── EXERCISE MATERIAL

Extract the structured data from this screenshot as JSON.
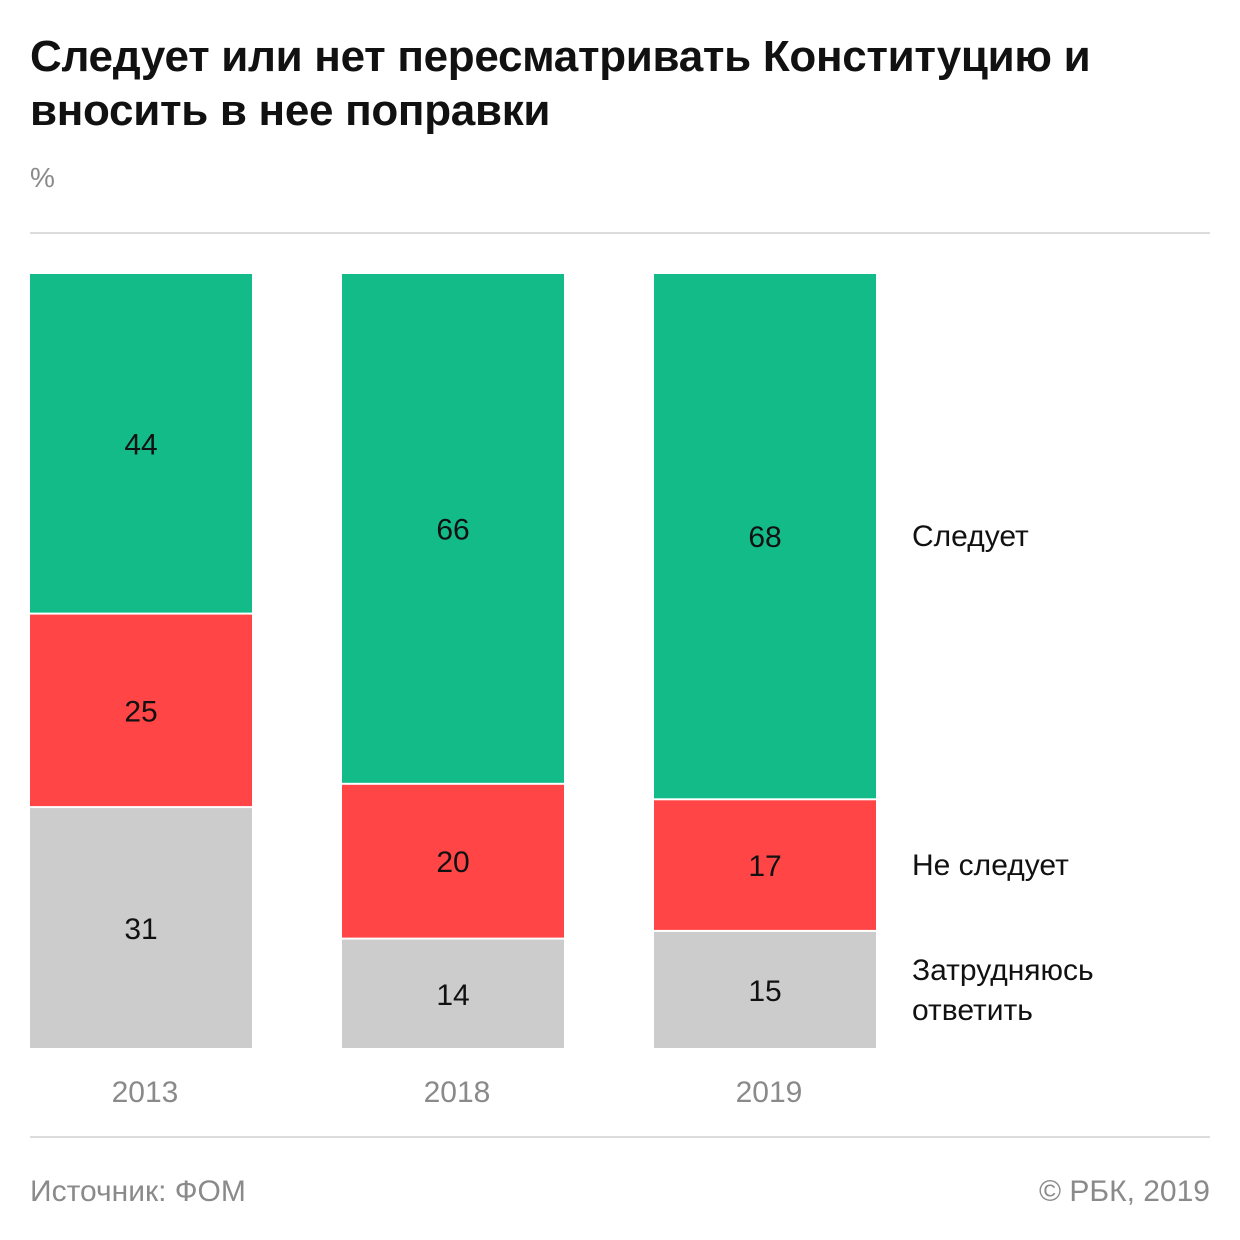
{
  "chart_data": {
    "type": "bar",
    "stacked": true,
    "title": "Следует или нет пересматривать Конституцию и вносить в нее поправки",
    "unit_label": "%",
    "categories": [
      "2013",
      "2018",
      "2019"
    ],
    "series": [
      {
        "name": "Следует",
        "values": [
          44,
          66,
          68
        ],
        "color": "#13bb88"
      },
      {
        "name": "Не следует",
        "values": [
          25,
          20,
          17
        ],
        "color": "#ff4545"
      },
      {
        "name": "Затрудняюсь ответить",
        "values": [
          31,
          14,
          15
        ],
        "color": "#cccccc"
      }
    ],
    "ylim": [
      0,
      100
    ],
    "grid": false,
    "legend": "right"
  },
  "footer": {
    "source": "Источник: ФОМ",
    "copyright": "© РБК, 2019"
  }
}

────

> [EXERCISE]
Nothing but the pictures may be dropped; output the records above exactly.

> [TASK SOLUTION]
Extract the structured data from this screenshot as JSON.
{
  "chart_data": {
    "type": "bar",
    "stacked": true,
    "title": "Следует или нет пересматривать Конституцию и вносить в нее поправки",
    "unit_label": "%",
    "categories": [
      "2013",
      "2018",
      "2019"
    ],
    "series": [
      {
        "name": "Следует",
        "values": [
          44,
          66,
          68
        ],
        "color": "#13bb88"
      },
      {
        "name": "Не следует",
        "values": [
          25,
          20,
          17
        ],
        "color": "#ff4545"
      },
      {
        "name": "Затрудняюсь ответить",
        "values": [
          31,
          14,
          15
        ],
        "color": "#cccccc"
      }
    ],
    "ylim": [
      0,
      100
    ],
    "grid": false,
    "legend": "right"
  },
  "footer": {
    "source": "Источник: ФОМ",
    "copyright": "© РБК, 2019"
  }
}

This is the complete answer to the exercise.